Quote every line of the records from the one containing "- code-line: 1 3 9 3 1: [16, 503, 87, 518]" down to the one containing "- code-line: 1 5 3 5 1: [16, 525, 87, 540]", with both of those lines included.
──────
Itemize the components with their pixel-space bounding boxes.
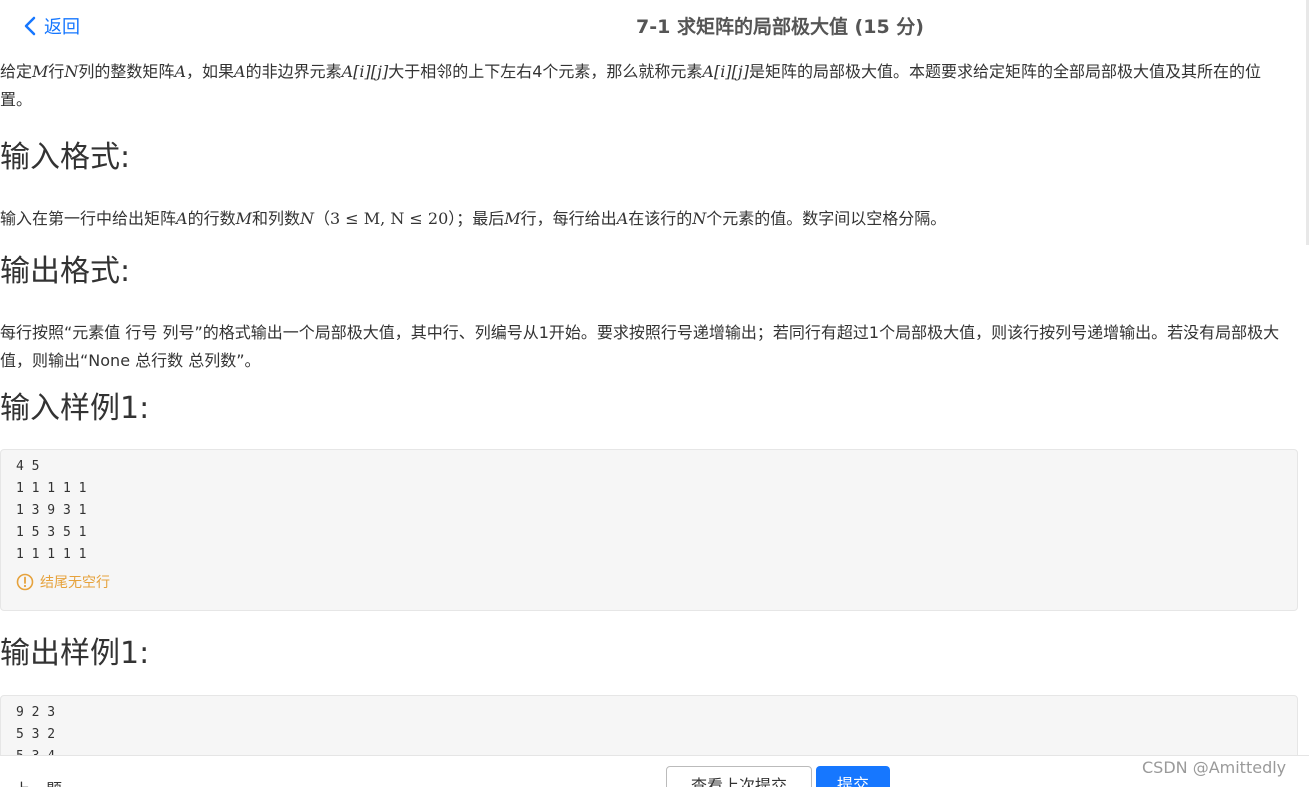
- code-line: 1 3 9 3 1: [16, 503, 87, 518]
- code-line: 1 1 1 1 1: [16, 481, 87, 496]
- exclamation-circle-icon: [16, 573, 34, 591]
- back-button[interactable]: 返回: [22, 12, 80, 40]
- watermark: CSDN @Amittedly: [1142, 758, 1287, 777]
- submit-button[interactable]: 提交: [816, 766, 890, 787]
- input-format-heading: 输入格式:: [0, 140, 131, 175]
- page-title: 7-1 求矩阵的局部极大值 (15 分): [636, 16, 924, 38]
- output-format-heading: 输出格式:: [0, 254, 131, 289]
- previous-problem-link[interactable]: 上一题: [14, 776, 62, 787]
- warning-label: 结尾无空行: [40, 575, 110, 591]
- back-label: 返回: [44, 17, 80, 38]
- code-line: 5 3 2: [16, 727, 56, 742]
- no-trailing-newline-warning: 结尾无空行: [16, 571, 110, 593]
- problem-page: 返回 7-1 求矩阵的局部极大值 (15 分) 给定M行N列的整数矩阵A，如果A…: [0, 0, 1309, 787]
- chevron-left-icon: [24, 16, 36, 36]
- problem-description: 给定M行N列的整数矩阵A，如果A的非边界元素A[i][j]大于相邻的上下左右4个…: [0, 62, 1262, 109]
- code-line: 4 5: [16, 459, 40, 474]
- code-line: 1 5 3 5 1: [16, 525, 87, 540]
- sample-input-heading: 输入样例1:: [0, 391, 150, 426]
- code-line: 1 1 1 1 1: [16, 547, 87, 562]
- sample-output-heading: 输出样例1:: [0, 636, 150, 671]
- sample-input-code[interactable]: 4 5 1 1 1 1 1 1 3 9 3 1 1 5 3 5 1 1 1 1 …: [0, 449, 1298, 611]
- output-format-text: 每行按照“元素值 行号 列号”的格式输出一个局部极大值，其中行、列编号从1开始。…: [0, 323, 1280, 370]
- code-line: 9 2 3: [16, 705, 56, 720]
- view-last-submission-button[interactable]: 查看上次提交: [666, 766, 812, 787]
- footer-bar: 上一题 查看上次提交 提交: [0, 755, 1309, 787]
- input-format-text: 输入在第一行中给出矩阵A的行数M和列数N（3 ≤ M, N ≤ 20）；最后M行…: [0, 209, 947, 228]
- header: 返回 7-1 求矩阵的局部极大值 (15 分): [0, 0, 1309, 52]
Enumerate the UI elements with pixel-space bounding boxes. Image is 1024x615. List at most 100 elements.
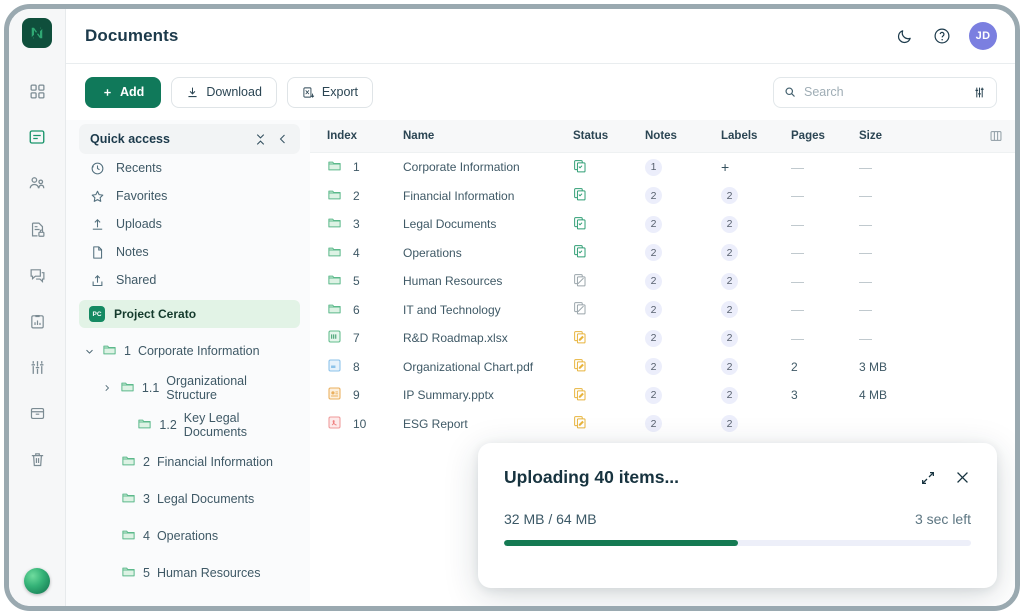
row-name[interactable]: Financial Information (403, 189, 573, 203)
export-button[interactable]: Export (286, 76, 374, 108)
quick-access-header: Quick access (79, 124, 300, 154)
column-header-pages[interactable]: Pages (791, 130, 859, 142)
copy-check-icon[interactable] (573, 244, 645, 261)
chevron-left-icon[interactable] (277, 133, 289, 145)
table-row[interactable]: 10 ESG Report 2 2 (310, 410, 1015, 439)
table-row[interactable]: 7 R&D Roadmap.xlsx 2 2 — — (310, 324, 1015, 353)
labels-badge[interactable]: 2 (721, 272, 738, 290)
people-icon[interactable] (20, 166, 54, 200)
search-box[interactable] (773, 76, 997, 108)
copy-check-icon[interactable] (573, 159, 645, 176)
tree-item[interactable]: 1.2 Key Legal Documents (79, 411, 300, 439)
columns-settings-icon[interactable] (989, 129, 1003, 143)
table-row[interactable]: 2 Financial Information 2 2 — — (310, 182, 1015, 211)
avatar[interactable]: JD (969, 22, 997, 50)
notes-badge[interactable]: 2 (645, 386, 662, 404)
copy-blocked-icon[interactable] (573, 301, 645, 318)
table-row[interactable]: 5 Human Resources 2 2 — — (310, 267, 1015, 296)
row-name[interactable]: IP Summary.pptx (403, 388, 573, 402)
download-button[interactable]: Download (171, 76, 277, 108)
documents-icon[interactable] (20, 120, 54, 154)
quick-access-item-recents[interactable]: Recents (79, 154, 300, 182)
trash-icon[interactable] (20, 442, 54, 476)
quick-access-item-favorites[interactable]: Favorites (79, 182, 300, 210)
labels-badge[interactable]: 2 (721, 244, 738, 262)
reports-icon[interactable] (20, 304, 54, 338)
copy-pending-icon[interactable] (573, 387, 645, 404)
moon-icon[interactable] (893, 25, 915, 47)
row-name[interactable]: IT and Technology (403, 303, 573, 317)
tree-item[interactable]: 3 Legal Documents (79, 485, 300, 513)
row-name[interactable]: Operations (403, 246, 573, 260)
assistant-orb[interactable] (24, 568, 50, 594)
tree-item[interactable]: 2 Financial Information (79, 448, 300, 476)
copy-pending-icon[interactable] (573, 330, 645, 347)
tree-item[interactable]: 1 Corporate Information (79, 337, 300, 365)
quick-access-item-notes[interactable]: Notes (79, 238, 300, 266)
chevron-down-icon[interactable] (83, 346, 95, 357)
column-header-labels[interactable]: Labels (721, 130, 791, 142)
search-input[interactable] (804, 85, 965, 99)
notes-badge[interactable]: 2 (645, 358, 662, 376)
row-name[interactable]: ESG Report (403, 417, 573, 431)
upload-progress-fill (504, 540, 738, 546)
notes-badge[interactable]: 1 (645, 158, 662, 176)
labels-badge[interactable]: 2 (721, 358, 738, 376)
notes-badge[interactable]: 2 (645, 272, 662, 290)
notes-badge[interactable]: 2 (645, 301, 662, 319)
table-row[interactable]: 9 IP Summary.pptx 2 2 3 4 MB (310, 381, 1015, 410)
column-header-size[interactable]: Size (859, 130, 939, 142)
notes-badge[interactable]: 2 (645, 187, 662, 205)
app-logo[interactable] (22, 18, 52, 48)
table-row[interactable]: 3 Legal Documents 2 2 — — (310, 210, 1015, 239)
notes-badge[interactable]: 2 (645, 415, 662, 433)
column-header-status[interactable]: Status (573, 130, 645, 142)
help-icon[interactable] (931, 25, 953, 47)
collapse-all-icon[interactable] (254, 133, 267, 146)
copy-pending-icon[interactable] (573, 358, 645, 375)
column-header-index[interactable]: Index (327, 130, 403, 142)
share-icon (90, 273, 105, 288)
close-icon[interactable] (954, 469, 971, 486)
copy-check-icon[interactable] (573, 187, 645, 204)
row-name[interactable]: R&D Roadmap.xlsx (403, 331, 573, 345)
copy-check-icon[interactable] (573, 216, 645, 233)
labels-badge[interactable]: 2 (721, 386, 738, 404)
labels-badge[interactable]: 2 (721, 215, 738, 233)
column-header-notes[interactable]: Notes (645, 130, 721, 142)
comments-icon[interactable] (20, 258, 54, 292)
project-item[interactable]: PC Project Cerato (79, 300, 300, 328)
copy-pending-icon[interactable] (573, 415, 645, 432)
row-name[interactable]: Corporate Information (403, 160, 573, 174)
dashboard-icon[interactable] (20, 74, 54, 108)
labels-badge[interactable]: 2 (721, 329, 738, 347)
copy-blocked-icon[interactable] (573, 273, 645, 290)
settings-sliders-icon[interactable] (20, 350, 54, 384)
table-row[interactable]: 4 Operations 2 2 — — (310, 239, 1015, 268)
table-row[interactable]: 8 Organizational Chart.pdf 2 2 2 3 MB (310, 353, 1015, 382)
table-row[interactable]: 6 IT and Technology 2 2 — — (310, 296, 1015, 325)
labels-badge[interactable]: 2 (721, 187, 738, 205)
labels-badge[interactable]: 2 (721, 301, 738, 319)
quick-access-item-shared[interactable]: Shared (79, 266, 300, 294)
table-row[interactable]: 1 Corporate Information 1 + — — (310, 153, 1015, 182)
quick-access-item-uploads[interactable]: Uploads (79, 210, 300, 238)
column-header-name[interactable]: Name (403, 130, 573, 142)
notes-badge[interactable]: 2 (645, 329, 662, 347)
chevron-right-icon[interactable] (101, 383, 113, 393)
expand-icon[interactable] (920, 470, 936, 486)
add-label-button[interactable]: + (721, 159, 729, 175)
row-name[interactable]: Legal Documents (403, 217, 573, 231)
row-index: 4 (353, 245, 360, 260)
archive-icon[interactable] (20, 396, 54, 430)
row-name[interactable]: Human Resources (403, 274, 573, 288)
tree-item[interactable]: 1.1 Organizational Structure (79, 374, 300, 402)
notes-badge[interactable]: 2 (645, 244, 662, 262)
tree-item[interactable]: 5 Human Resources (79, 559, 300, 587)
document-lock-icon[interactable] (20, 212, 54, 246)
notes-badge[interactable]: 2 (645, 215, 662, 233)
labels-badge[interactable]: 2 (721, 415, 738, 433)
add-button[interactable]: Add (85, 76, 162, 108)
tree-item[interactable]: 4 Operations (79, 522, 300, 550)
row-name[interactable]: Organizational Chart.pdf (403, 360, 573, 374)
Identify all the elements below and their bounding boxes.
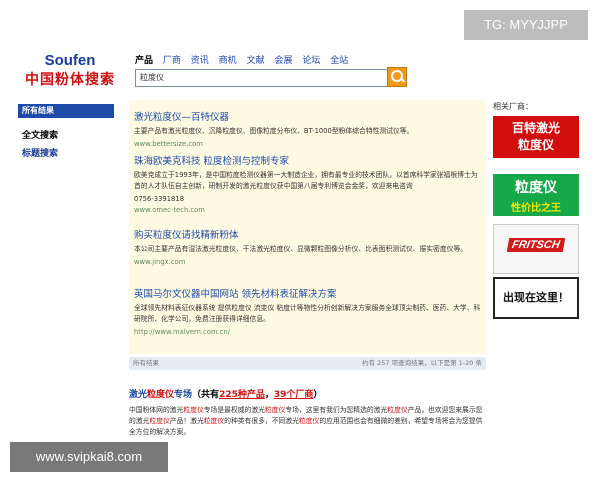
sidebar-links: 全文搜索 标题搜索 bbox=[22, 128, 58, 164]
nav-tab-forum[interactable]: 论坛 bbox=[302, 56, 320, 66]
related-vendors-label: 相关厂商： bbox=[493, 102, 533, 111]
results-footer-label: 所有结果 bbox=[133, 359, 159, 367]
nav-tab-all[interactable]: 全站 bbox=[330, 56, 348, 66]
watermark-top: TG: MYYJJPP bbox=[464, 10, 588, 40]
sponsored-results: 激光粒度仪—百特仪器 主要产品有激光粒度仪、沉降粒度仪、图像粒度分布仪、BT-1… bbox=[129, 100, 486, 354]
product-count-link[interactable]: 225种产品 bbox=[219, 390, 265, 400]
sidebar-link-title[interactable]: 标题搜索 bbox=[22, 146, 58, 159]
result-phone: 0756-3391818 bbox=[134, 195, 185, 203]
result-title-link[interactable]: 珠海欧美克科技 粒度检测与控制专家 bbox=[134, 153, 484, 167]
result-item: 购买粒度仪请找精新粉体 本公司主要产品有湿法激光粒度仪、干法激光粒度仪、显微颗粒… bbox=[134, 227, 484, 266]
sidebar-link-fulltext[interactable]: 全文搜索 bbox=[22, 128, 58, 141]
ad-banner-fritsch[interactable]: FRITSCH bbox=[493, 224, 579, 274]
nav-tab-vendors[interactable]: 厂商 bbox=[163, 56, 181, 66]
category-nav: 产品 厂商 资讯 商机 文献 会展 论坛 全站 bbox=[135, 53, 355, 66]
result-url[interactable]: www.bettersize.com bbox=[134, 140, 484, 148]
result-description: 主要产品有激光粒度仪、沉降粒度仪、图像粒度分布仪、BT-1000型粉体综合特性测… bbox=[134, 127, 414, 135]
result-title-link[interactable]: 激光粒度仪—百特仪器 bbox=[134, 109, 484, 123]
result-description: 欧美克成立于1993年，是中国粒度检测仪器第一大制造企业，拥有最专业的技术团队，… bbox=[134, 171, 478, 190]
fritsch-logo: FRITSCH bbox=[506, 238, 565, 252]
result-item: 激光粒度仪—百特仪器 主要产品有激光粒度仪、沉降粒度仪、图像粒度分布仪、BT-1… bbox=[134, 109, 484, 148]
special-section-title[interactable]: 激光粒度仪专场（共有225种产品，39个厂商） bbox=[129, 387, 322, 400]
vendor-count-link[interactable]: 39个厂商 bbox=[274, 390, 314, 400]
nav-tab-news[interactable]: 资讯 bbox=[191, 56, 209, 66]
logo-text-cn: 中国粉体搜索 bbox=[25, 72, 115, 88]
result-title-link[interactable]: 英国马尔文仪器中国网站 领先材料表征解决方案 bbox=[134, 286, 484, 300]
results-count: 约有 257 项查询结果，以下是第 1-20 条 bbox=[362, 359, 482, 367]
nav-tab-exhibitions[interactable]: 会展 bbox=[274, 56, 292, 66]
nav-tab-papers[interactable]: 文献 bbox=[247, 56, 265, 66]
ad-placeholder-banner[interactable]: 出现在这里！ bbox=[493, 277, 579, 319]
special-section-description: 中国粉体网的激光粒度仪专场是最权威的激光粒度仪专场，这里有我们为您精选的激光粒度… bbox=[129, 406, 483, 436]
result-description: 全球领先材料表征仪器系统 提供粒度仪 流变仪 粘度计等物性分析创新解决方案服务全… bbox=[134, 304, 481, 323]
result-url[interactable]: www.omec-tech.com bbox=[134, 206, 484, 214]
logo-text-en: Soufen bbox=[44, 52, 96, 69]
search-input[interactable]: 粒度仪 bbox=[135, 69, 392, 87]
results-footer: 所有结果 约有 257 项查询结果，以下是第 1-20 条 bbox=[129, 357, 486, 370]
result-url[interactable]: www.jingx.com bbox=[134, 258, 484, 266]
result-title-link[interactable]: 购买粒度仪请找精新粉体 bbox=[134, 227, 484, 241]
search-button[interactable] bbox=[387, 67, 407, 87]
result-description: 本公司主要产品有湿法激光粒度仪、干法激光粒度仪、显微颗粒图像分析仪、比表面积测试… bbox=[134, 245, 468, 253]
nav-tab-products[interactable]: 产品 bbox=[135, 56, 153, 66]
result-url[interactable]: http://www.malvern.com.cn/ bbox=[134, 328, 484, 336]
ad-banner-bettersize[interactable]: 百特激光 粒度仪 bbox=[493, 116, 579, 158]
watermark-bottom: www.svipkai8.com bbox=[10, 442, 168, 472]
site-logo[interactable]: Soufen 中国粉体搜索 bbox=[20, 52, 120, 89]
nav-tab-business[interactable]: 商机 bbox=[219, 56, 237, 66]
sidebar-title: 所有结果 bbox=[18, 104, 114, 118]
ad-banner-particle-analyzer[interactable]: 粒度仪 性价比之王 bbox=[493, 174, 579, 216]
result-item: 珠海欧美克科技 粒度检测与控制专家 欧美克成立于1993年，是中国粒度检测仪器第… bbox=[134, 153, 484, 214]
result-item: 英国马尔文仪器中国网站 领先材料表征解决方案 全球领先材料表征仪器系统 提供粒度… bbox=[134, 286, 484, 336]
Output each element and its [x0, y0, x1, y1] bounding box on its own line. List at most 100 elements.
──────
**TASK ANSWER**
- code-line: 1 3 9 3 1: [16, 503, 87, 518]
- code-line: 1 1 1 1 1: [16, 481, 87, 496]
- exclamation-circle-icon: [16, 573, 34, 591]
- back-button[interactable]: 返回: [22, 12, 80, 40]
- watermark: CSDN @Amittedly: [1142, 758, 1287, 777]
- submit-button[interactable]: 提交: [816, 766, 890, 787]
- input-format-heading: 输入格式:: [0, 140, 131, 175]
- page-title: 7-1 求矩阵的局部极大值 (15 分): [636, 16, 924, 38]
- output-format-heading: 输出格式:: [0, 254, 131, 289]
- previous-problem-link[interactable]: 上一题: [14, 776, 62, 787]
- warning-label: 结尾无空行: [40, 575, 110, 591]
- back-label: 返回: [44, 17, 80, 38]
- code-line: 5 3 2: [16, 727, 56, 742]
- no-trailing-newline-warning: 结尾无空行: [16, 571, 110, 593]
- problem-page: 返回 7-1 求矩阵的局部极大值 (15 分) 给定M行N列的整数矩阵A，如果A…: [0, 0, 1309, 787]
- chevron-left-icon: [24, 16, 36, 36]
- problem-description: 给定M行N列的整数矩阵A，如果A的非边界元素A[i][j]大于相邻的上下左右4个…: [0, 62, 1262, 109]
- code-line: 4 5: [16, 459, 40, 474]
- code-line: 1 5 3 5 1: [16, 525, 87, 540]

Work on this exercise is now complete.